**WORK TO DO:** Copy every line of the data in which the word "phone" occurs.

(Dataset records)
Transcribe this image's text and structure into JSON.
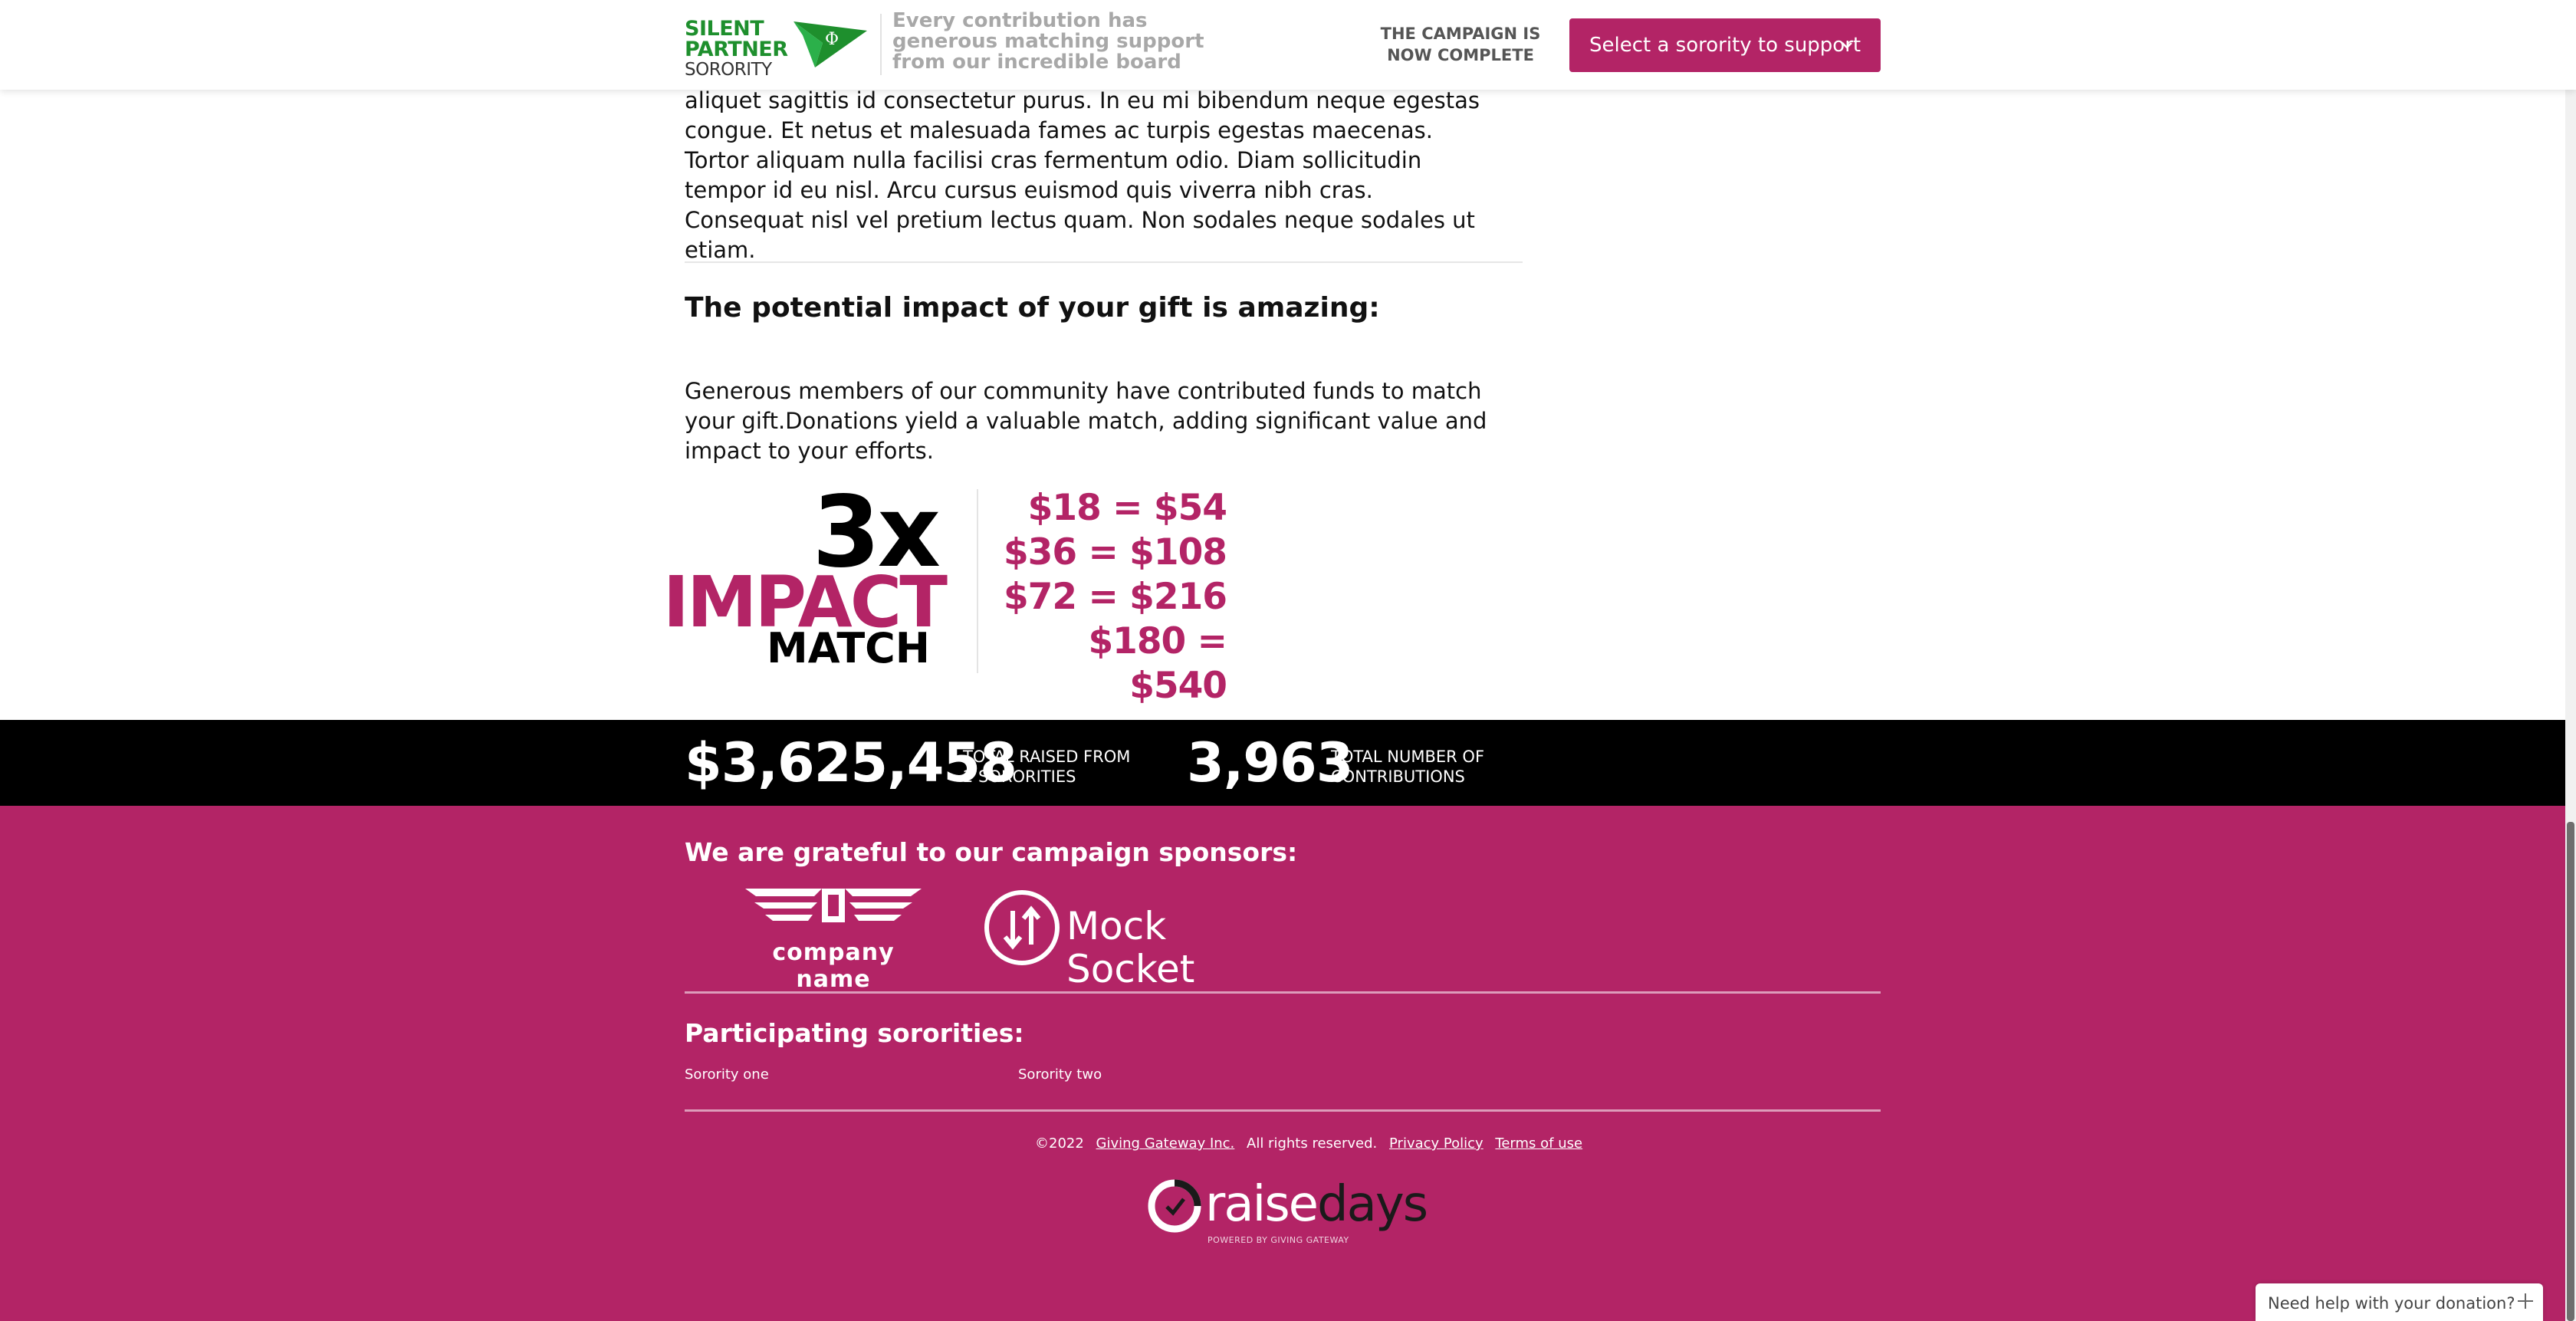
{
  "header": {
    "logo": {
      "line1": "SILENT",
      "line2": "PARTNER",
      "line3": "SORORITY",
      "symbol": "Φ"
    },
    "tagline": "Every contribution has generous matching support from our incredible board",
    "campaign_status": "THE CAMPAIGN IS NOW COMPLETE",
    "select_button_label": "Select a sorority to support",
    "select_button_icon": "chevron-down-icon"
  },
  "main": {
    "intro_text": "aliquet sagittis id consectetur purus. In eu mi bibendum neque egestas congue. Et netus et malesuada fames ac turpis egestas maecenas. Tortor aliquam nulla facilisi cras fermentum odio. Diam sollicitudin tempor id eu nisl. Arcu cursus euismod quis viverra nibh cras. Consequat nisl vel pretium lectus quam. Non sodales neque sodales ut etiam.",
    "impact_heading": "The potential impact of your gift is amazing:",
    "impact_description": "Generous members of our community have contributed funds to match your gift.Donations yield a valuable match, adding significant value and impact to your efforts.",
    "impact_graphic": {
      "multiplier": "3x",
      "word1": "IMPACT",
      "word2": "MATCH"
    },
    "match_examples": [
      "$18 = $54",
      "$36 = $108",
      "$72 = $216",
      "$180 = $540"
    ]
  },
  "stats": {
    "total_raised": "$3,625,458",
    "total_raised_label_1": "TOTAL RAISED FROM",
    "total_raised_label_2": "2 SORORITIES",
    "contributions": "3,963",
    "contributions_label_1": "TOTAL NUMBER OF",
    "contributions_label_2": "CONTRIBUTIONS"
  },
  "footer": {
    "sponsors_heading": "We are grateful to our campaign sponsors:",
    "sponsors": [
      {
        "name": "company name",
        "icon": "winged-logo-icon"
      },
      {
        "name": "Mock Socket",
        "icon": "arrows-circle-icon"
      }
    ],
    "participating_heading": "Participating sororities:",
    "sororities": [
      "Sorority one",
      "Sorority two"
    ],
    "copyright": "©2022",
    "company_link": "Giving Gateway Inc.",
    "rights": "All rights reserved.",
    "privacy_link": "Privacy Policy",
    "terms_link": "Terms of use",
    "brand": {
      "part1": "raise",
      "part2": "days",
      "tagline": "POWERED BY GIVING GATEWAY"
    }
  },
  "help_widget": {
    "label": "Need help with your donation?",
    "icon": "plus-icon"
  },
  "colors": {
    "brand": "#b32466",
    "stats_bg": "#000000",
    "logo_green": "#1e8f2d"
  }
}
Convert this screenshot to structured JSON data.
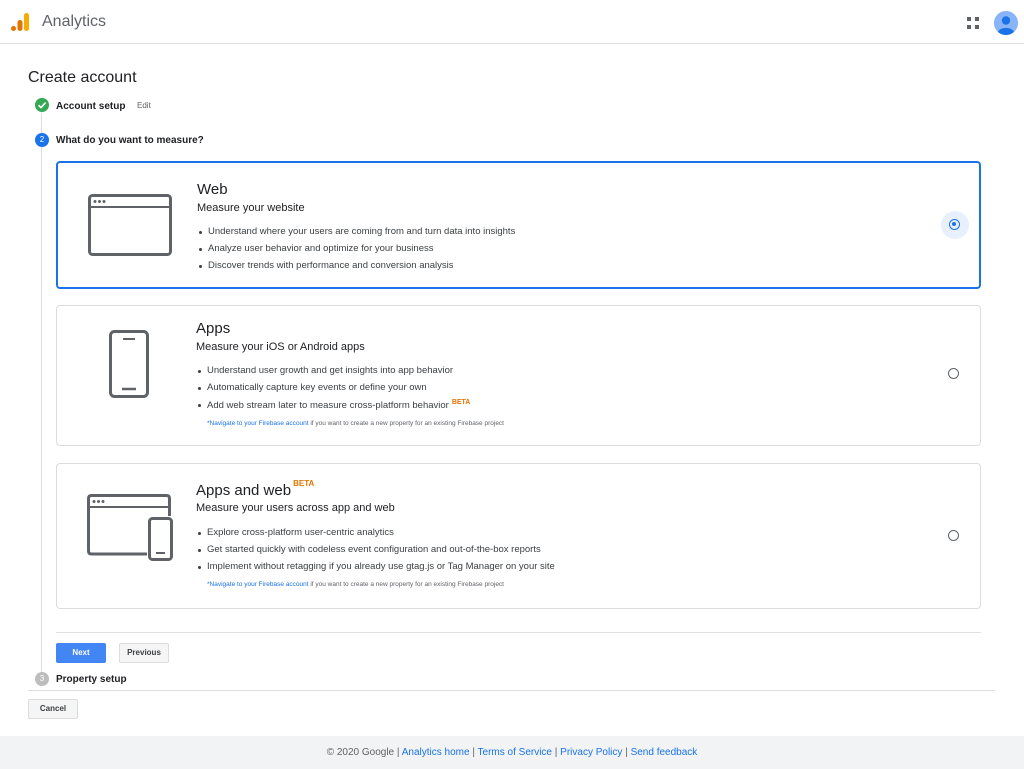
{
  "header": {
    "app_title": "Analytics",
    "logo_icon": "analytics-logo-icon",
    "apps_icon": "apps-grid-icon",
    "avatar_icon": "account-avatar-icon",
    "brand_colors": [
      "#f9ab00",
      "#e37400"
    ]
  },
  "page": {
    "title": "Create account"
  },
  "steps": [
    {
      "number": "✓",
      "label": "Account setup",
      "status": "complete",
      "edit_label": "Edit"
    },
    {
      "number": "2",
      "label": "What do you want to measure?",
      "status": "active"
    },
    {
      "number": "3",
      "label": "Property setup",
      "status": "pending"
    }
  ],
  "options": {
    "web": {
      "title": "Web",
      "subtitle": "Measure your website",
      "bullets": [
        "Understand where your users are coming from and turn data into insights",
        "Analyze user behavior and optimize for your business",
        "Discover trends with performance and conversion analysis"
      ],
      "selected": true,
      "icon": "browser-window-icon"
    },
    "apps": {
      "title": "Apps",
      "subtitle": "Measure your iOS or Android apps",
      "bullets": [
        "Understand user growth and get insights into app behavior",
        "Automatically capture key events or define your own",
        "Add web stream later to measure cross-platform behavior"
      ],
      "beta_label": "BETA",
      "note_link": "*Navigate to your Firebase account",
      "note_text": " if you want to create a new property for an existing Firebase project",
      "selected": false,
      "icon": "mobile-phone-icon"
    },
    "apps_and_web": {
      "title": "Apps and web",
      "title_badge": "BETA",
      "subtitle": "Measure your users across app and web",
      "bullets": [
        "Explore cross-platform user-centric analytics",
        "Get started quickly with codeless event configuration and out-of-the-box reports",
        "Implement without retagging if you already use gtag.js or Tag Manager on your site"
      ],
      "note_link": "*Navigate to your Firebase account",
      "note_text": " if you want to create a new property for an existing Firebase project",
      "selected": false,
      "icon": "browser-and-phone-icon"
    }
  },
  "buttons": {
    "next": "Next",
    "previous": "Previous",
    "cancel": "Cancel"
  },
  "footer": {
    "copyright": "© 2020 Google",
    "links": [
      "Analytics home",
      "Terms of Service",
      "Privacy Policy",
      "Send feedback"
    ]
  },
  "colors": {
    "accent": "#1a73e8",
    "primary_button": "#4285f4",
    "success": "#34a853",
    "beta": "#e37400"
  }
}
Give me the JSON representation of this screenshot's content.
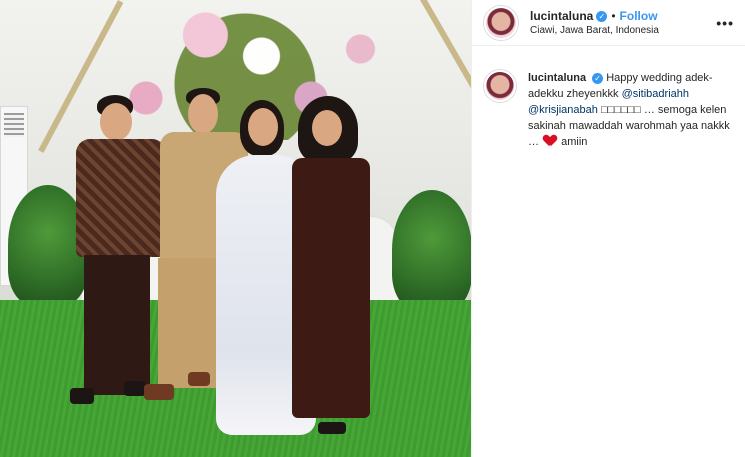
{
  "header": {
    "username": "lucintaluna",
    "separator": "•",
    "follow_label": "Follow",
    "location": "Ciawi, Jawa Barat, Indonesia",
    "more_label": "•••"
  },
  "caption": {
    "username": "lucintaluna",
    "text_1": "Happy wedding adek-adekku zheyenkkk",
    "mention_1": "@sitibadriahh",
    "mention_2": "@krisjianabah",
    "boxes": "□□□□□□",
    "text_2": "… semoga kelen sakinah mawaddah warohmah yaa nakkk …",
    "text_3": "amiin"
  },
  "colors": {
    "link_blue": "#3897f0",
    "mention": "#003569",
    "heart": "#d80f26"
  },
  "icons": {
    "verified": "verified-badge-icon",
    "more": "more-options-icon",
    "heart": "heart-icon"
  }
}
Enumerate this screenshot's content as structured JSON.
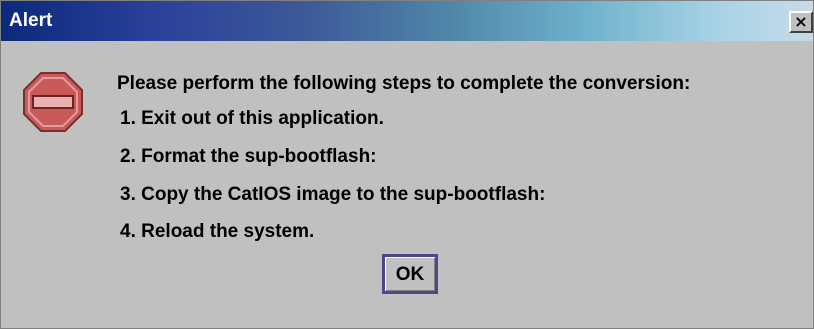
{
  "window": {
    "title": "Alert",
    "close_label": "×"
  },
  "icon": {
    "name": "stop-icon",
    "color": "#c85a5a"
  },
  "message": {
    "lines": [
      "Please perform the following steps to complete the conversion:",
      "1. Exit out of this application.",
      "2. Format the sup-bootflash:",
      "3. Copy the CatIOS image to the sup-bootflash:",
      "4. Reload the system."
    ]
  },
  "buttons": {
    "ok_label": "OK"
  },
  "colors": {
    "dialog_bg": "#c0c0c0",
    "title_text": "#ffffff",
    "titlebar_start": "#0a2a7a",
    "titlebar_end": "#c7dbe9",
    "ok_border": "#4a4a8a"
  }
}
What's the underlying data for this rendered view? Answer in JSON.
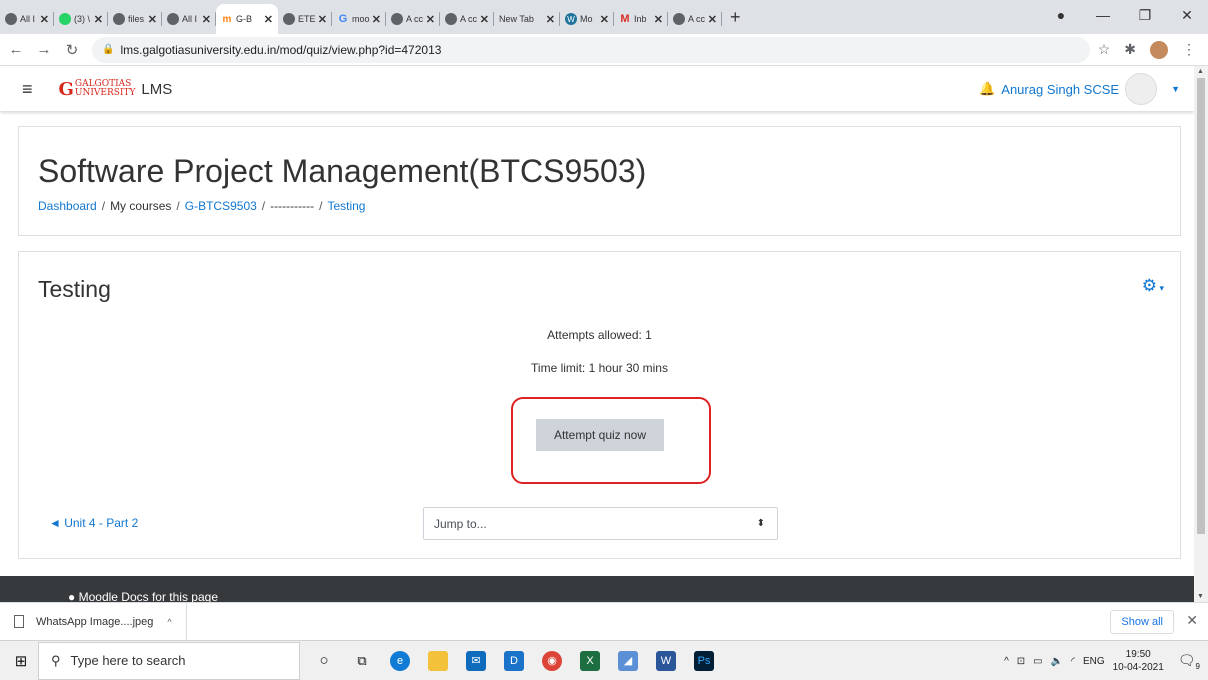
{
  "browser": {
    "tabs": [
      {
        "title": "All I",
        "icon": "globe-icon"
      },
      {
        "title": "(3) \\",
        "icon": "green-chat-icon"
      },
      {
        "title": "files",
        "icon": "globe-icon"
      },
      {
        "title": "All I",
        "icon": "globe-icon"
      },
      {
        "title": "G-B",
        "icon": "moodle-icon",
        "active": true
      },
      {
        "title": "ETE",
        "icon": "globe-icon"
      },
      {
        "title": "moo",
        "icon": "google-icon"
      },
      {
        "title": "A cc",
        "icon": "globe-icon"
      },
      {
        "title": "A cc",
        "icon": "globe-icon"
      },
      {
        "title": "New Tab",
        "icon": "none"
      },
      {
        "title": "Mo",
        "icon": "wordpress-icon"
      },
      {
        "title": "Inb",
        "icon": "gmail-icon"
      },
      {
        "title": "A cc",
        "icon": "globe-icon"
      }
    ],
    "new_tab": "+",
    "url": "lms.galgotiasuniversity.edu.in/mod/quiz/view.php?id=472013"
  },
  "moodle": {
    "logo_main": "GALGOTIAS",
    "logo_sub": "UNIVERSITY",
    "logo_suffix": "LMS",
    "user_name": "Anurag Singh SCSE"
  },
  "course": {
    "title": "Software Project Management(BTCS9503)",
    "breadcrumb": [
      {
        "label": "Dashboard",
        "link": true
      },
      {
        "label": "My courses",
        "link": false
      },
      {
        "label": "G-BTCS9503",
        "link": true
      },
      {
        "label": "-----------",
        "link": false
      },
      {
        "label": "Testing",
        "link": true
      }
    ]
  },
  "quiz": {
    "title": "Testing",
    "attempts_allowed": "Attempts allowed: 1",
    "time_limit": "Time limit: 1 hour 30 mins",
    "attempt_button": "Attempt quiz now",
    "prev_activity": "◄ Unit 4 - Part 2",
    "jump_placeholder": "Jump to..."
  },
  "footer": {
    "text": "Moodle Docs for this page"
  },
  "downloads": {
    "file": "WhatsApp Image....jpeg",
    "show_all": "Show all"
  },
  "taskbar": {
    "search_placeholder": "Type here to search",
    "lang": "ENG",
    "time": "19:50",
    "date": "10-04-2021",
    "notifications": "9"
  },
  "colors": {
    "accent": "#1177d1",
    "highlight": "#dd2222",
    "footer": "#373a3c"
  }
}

**SOLUTION TO THIS TASK:**
      "icon": "mobile-phone-icon"
      "icon": "browser-and-phone-icon"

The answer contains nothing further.